- **Exercise goal**:
Filter the entries, keeping every line with the word "content".

- **Recorded information**:

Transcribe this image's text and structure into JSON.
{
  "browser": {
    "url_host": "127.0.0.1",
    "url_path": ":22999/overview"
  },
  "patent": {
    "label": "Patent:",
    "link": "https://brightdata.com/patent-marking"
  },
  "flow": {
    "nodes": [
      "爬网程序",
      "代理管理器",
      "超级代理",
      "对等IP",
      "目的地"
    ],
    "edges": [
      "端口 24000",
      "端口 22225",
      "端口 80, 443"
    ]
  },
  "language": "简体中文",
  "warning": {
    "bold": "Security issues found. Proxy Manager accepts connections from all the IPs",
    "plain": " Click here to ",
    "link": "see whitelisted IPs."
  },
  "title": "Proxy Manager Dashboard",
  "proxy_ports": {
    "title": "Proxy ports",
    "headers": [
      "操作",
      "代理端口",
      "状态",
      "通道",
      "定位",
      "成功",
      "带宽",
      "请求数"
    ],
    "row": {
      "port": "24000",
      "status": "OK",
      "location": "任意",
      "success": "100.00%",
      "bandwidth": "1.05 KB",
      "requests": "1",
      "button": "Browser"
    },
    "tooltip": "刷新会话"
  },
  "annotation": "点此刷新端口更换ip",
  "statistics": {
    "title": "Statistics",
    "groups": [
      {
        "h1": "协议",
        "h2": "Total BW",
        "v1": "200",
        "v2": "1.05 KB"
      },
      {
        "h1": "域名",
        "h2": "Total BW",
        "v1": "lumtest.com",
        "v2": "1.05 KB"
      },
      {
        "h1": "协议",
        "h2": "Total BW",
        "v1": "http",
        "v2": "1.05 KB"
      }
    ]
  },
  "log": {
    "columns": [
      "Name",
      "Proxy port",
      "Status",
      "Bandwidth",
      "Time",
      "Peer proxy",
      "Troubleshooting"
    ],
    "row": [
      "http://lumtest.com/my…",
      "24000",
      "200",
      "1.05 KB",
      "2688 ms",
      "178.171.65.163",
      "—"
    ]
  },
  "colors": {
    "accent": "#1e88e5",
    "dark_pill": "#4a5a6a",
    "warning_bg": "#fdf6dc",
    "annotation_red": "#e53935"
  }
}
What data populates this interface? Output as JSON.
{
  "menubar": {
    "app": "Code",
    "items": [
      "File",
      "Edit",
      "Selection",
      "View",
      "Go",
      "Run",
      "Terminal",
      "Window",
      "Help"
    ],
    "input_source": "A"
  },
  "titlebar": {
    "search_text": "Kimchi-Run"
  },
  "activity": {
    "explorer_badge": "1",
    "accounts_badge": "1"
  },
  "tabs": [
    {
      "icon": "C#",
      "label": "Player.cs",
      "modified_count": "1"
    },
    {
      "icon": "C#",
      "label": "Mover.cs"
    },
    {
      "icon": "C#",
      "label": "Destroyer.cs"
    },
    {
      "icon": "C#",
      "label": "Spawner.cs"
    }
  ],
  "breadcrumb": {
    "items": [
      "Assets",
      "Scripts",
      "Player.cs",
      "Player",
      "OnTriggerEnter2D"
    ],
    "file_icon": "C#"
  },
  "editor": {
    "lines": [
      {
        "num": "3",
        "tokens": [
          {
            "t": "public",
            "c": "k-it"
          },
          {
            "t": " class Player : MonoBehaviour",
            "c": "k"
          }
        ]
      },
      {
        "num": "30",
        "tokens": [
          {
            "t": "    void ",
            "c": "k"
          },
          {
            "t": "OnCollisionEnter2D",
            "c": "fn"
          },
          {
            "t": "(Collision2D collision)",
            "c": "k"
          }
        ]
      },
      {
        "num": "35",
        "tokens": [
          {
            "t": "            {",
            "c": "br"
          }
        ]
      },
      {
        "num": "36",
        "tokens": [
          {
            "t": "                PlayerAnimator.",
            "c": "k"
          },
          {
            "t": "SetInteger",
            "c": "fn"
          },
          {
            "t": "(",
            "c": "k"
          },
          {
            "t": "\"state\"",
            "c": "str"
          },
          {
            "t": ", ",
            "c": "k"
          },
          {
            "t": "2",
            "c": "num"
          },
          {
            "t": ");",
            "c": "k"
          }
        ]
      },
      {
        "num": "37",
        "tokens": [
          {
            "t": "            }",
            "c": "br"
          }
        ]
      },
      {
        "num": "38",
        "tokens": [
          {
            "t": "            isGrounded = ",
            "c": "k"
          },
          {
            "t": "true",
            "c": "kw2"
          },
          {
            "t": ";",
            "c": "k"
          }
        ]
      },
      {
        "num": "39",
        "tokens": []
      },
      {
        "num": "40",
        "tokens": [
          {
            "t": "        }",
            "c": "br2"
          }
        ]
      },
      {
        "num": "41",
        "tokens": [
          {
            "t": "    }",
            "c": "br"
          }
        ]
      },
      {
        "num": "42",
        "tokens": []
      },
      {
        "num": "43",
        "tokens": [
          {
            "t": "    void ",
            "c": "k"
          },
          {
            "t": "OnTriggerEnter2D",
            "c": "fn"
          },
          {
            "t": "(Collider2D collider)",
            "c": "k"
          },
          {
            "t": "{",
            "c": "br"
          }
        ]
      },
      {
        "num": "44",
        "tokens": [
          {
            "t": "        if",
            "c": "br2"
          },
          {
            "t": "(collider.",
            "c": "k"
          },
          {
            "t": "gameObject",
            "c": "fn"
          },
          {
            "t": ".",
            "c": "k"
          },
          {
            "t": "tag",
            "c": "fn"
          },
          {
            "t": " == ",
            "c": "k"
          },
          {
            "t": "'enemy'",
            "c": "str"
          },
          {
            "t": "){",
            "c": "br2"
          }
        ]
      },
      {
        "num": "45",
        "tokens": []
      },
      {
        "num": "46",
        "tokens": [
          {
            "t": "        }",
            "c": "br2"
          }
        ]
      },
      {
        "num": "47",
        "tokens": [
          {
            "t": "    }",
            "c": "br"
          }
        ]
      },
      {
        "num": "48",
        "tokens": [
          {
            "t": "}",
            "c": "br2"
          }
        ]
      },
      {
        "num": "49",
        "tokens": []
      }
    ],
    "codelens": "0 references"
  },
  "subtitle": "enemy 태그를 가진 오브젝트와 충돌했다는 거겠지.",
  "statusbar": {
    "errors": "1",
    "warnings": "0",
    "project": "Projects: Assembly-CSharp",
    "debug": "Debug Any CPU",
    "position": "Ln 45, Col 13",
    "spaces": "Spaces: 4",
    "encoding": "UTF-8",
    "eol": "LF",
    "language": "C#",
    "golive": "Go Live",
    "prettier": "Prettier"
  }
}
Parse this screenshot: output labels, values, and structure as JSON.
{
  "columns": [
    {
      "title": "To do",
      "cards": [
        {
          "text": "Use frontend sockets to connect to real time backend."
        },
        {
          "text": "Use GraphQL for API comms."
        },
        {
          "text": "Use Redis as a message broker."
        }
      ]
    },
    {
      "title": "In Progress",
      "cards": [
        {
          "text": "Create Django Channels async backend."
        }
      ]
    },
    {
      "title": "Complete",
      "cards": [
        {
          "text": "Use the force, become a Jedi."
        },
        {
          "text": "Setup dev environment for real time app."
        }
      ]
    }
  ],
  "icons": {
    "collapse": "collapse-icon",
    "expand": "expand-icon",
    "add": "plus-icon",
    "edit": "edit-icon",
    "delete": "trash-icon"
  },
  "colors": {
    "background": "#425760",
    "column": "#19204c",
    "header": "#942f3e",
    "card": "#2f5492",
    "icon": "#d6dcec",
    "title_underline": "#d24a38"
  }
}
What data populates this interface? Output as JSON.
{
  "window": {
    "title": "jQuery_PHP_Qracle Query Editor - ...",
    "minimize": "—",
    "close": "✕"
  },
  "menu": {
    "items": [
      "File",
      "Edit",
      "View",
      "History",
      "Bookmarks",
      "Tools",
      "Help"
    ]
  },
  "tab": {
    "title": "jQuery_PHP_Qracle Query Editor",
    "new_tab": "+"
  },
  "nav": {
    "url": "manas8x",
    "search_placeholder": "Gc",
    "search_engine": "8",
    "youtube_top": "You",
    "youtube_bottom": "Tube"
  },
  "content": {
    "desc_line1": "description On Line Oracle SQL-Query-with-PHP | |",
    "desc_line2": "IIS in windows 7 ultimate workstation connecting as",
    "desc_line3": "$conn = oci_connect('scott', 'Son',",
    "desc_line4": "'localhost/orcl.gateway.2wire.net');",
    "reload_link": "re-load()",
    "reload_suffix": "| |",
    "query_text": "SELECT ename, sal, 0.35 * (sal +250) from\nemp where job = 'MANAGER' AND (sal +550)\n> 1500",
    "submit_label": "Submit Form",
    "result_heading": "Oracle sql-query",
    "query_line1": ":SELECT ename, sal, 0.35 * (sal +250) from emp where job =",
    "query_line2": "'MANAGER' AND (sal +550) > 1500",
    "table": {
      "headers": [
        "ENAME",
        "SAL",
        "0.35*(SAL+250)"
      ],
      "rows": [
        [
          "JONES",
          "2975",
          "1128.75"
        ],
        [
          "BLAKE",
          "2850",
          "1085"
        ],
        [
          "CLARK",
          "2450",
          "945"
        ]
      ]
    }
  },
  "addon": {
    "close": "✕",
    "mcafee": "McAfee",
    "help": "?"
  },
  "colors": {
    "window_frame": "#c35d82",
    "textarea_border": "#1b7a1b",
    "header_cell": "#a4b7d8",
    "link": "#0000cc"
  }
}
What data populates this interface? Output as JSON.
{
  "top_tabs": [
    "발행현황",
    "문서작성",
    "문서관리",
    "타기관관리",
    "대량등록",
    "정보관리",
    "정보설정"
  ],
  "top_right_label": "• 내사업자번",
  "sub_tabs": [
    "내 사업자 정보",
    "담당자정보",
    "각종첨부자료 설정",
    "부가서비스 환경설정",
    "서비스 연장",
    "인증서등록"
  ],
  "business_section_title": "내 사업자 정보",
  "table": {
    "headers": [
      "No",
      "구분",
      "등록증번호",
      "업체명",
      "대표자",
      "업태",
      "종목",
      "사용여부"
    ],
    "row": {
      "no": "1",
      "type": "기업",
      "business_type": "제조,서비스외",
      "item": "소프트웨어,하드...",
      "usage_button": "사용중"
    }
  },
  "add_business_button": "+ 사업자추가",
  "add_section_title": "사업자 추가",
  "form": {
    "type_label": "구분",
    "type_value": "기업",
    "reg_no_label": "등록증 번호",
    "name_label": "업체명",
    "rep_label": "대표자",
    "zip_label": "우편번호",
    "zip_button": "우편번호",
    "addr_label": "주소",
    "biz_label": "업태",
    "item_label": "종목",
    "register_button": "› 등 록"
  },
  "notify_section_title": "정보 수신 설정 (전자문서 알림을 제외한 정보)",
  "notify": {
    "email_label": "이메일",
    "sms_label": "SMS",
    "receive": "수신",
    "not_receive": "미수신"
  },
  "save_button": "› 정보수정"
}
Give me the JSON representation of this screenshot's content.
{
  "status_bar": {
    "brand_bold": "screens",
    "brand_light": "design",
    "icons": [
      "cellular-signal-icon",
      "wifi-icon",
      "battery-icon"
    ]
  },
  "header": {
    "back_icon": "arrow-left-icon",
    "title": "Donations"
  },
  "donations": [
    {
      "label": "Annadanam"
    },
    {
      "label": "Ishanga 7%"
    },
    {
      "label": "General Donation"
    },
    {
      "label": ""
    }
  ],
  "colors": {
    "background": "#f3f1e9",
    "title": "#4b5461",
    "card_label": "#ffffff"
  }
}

- **Solution**:
  "content": {
Give me the JSON representation of this screenshot's content.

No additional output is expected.